— Task to complete —
Write the data out again, exactly as given.

(Collected data)
»»

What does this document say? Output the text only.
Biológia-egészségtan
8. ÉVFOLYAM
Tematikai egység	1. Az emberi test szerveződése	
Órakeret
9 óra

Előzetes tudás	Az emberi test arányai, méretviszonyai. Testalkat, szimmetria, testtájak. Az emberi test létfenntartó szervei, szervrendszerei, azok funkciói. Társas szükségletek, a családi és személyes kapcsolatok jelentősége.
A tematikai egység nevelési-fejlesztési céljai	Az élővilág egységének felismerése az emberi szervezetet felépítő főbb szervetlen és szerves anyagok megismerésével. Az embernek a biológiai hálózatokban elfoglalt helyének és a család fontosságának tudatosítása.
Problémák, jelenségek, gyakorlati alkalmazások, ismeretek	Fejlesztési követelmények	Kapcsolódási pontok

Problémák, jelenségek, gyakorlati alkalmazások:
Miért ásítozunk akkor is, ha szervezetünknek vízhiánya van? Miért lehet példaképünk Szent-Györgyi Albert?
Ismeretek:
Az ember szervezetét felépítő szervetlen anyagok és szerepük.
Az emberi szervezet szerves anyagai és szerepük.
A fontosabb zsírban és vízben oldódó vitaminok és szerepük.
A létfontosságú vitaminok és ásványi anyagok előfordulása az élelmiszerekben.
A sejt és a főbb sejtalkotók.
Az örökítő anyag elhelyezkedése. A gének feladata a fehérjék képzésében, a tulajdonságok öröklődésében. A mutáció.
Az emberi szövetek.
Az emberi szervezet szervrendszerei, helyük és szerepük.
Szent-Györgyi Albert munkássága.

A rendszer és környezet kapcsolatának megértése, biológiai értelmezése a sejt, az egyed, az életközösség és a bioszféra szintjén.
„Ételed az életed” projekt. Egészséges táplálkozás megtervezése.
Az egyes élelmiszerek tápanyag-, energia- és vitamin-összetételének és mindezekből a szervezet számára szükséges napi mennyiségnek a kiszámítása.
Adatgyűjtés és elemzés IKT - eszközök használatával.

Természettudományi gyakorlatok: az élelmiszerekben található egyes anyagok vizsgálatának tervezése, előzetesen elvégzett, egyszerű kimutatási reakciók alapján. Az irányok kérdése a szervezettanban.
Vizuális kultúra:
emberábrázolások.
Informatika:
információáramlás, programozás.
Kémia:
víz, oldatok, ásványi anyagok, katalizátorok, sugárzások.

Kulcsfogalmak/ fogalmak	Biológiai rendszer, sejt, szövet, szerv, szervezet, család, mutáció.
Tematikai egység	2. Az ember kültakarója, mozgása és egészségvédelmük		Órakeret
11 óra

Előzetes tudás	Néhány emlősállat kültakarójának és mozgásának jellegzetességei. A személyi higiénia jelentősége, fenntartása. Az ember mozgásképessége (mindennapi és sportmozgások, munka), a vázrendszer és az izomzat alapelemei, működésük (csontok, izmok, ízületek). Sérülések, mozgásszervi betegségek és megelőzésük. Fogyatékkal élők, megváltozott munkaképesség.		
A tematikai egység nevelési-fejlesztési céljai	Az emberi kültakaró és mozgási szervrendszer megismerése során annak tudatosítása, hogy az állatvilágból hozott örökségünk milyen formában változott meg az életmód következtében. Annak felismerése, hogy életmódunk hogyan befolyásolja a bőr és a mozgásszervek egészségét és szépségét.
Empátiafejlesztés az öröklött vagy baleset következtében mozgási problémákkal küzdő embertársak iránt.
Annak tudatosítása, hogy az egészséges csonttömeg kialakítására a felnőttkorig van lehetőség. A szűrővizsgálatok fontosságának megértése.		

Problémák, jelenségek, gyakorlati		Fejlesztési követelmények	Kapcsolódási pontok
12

««

— Task response —
What does this document say? Output the text only.
Biológia-egészségtan
8. ÉVFOLYAM
Tematikai egység	1. Az emberi test szerveződése	
Órakeret
9 óra

Előzetes tudás	Az emberi test arányai, méretviszonyai. Testalkat, szimmetria, testtájak. Az emberi test létfenntartó szervei, szervrendszerei, azok funkciói. Társas szükségletek, a családi és személyes kapcsolatok jelentősége.
A tematikai egység nevelési-fejlesztési céljai	Az élővilág egységének felismerése az emberi szervezetet felépítő főbb szervetlen és szerves anyagok megismerésével. Az embernek a biológiai hálózatokban elfoglalt helyének és a család fontosságának tudatosítása.
Problémák, jelenségek, gyakorlati alkalmazások, ismeretek	Fejlesztési követelmények	Kapcsolódási pontok

Problémák, jelenségek, gyakorlati alkalmazások:
Miért ásítozunk akkor is, ha szervezetünknek vízhiánya van? Miért lehet példaképünk Szent-Györgyi Albert?
Ismeretek:
Az ember szervezetét felépítő szervetlen anyagok és szerepük.
Az emberi szervezet szerves anyagai és szerepük.
A fontosabb zsírban és vízben oldódó vitaminok és szerepük.
A létfontosságú vitaminok és ásványi anyagok előfordulása az élelmiszerekben.
A sejt és a főbb sejtalkotók.
Az örökítő anyag elhelyezkedése. A gének feladata a fehérjék képzésében, a tulajdonságok öröklődésében. A mutáció.
Az emberi szövetek.
Az emberi szervezet szervrendszerei, helyük és szerepük.
Szent-Györgyi Albert munkássága.

A rendszer és környezet kapcsolatának megértése, biológiai értelmezése a sejt, az egyed, az életközösség és a bioszféra szintjén.
„Ételed az életed” projekt. Egészséges táplálkozás megtervezése.
Az egyes élelmiszerek tápanyag-, energia- és vitamin-összetételének és mindezekből a szervezet számára szükséges napi mennyiségnek a kiszámítása.
Adatgyűjtés és elemzés IKT - eszközök használatával.

Természettudományi gyakorlatok: az élelmiszerekben található egyes anyagok vizsgálatának tervezése, előzetesen elvégzett, egyszerű kimutatási reakciók alapján. Az irányok kérdése a szervezettanban.
Vizuális kultúra:
emberábrázolások.
Informatika:
információáramlás, programozás.
Kémia:
víz, oldatok, ásványi anyagok, katalizátorok, sugárzások.

Kulcsfogalmak/ fogalmak	Biológiai rendszer, sejt, szövet, szerv, szervezet, család, mutáció.
Tematikai egység	2. Az ember kültakarója, mozgása és egészségvédelmük		Órakeret
11 óra

Előzetes tudás	Néhány emlősállat kültakarójának és mozgásának jellegzetességei. A személyi higiénia jelentősége, fenntartása. Az ember mozgásképessége (mindennapi és sportmozgások, munka), a vázrendszer és az izomzat alapelemei, működésük (csontok, izmok, ízületek). Sérülések, mozgásszervi betegségek és megelőzésük. Fogyatékkal élők, megváltozott munkaképesség.		
A tematikai egység nevelési-fejlesztési céljai	Az emberi kültakaró és mozgási szervrendszer megismerése során annak tudatosítása, hogy az állatvilágból hozott örökségünk milyen formában változott meg az életmód következtében. Annak felismerése, hogy életmódunk hogyan befolyásolja a bőr és a mozgásszervek egészségét és szépségét.
Empátiafejlesztés az öröklött vagy baleset következtében mozgási problémákkal küzdő embertársak iránt.
Annak tudatosítása, hogy az egészséges csonttömeg kialakítására a felnőttkorig van lehetőség. A szűrővizsgálatok fontosságának megértése.		

Problémák, jelenségek, gyakorlati		Fejlesztési követelmények	Kapcsolódási pontok
12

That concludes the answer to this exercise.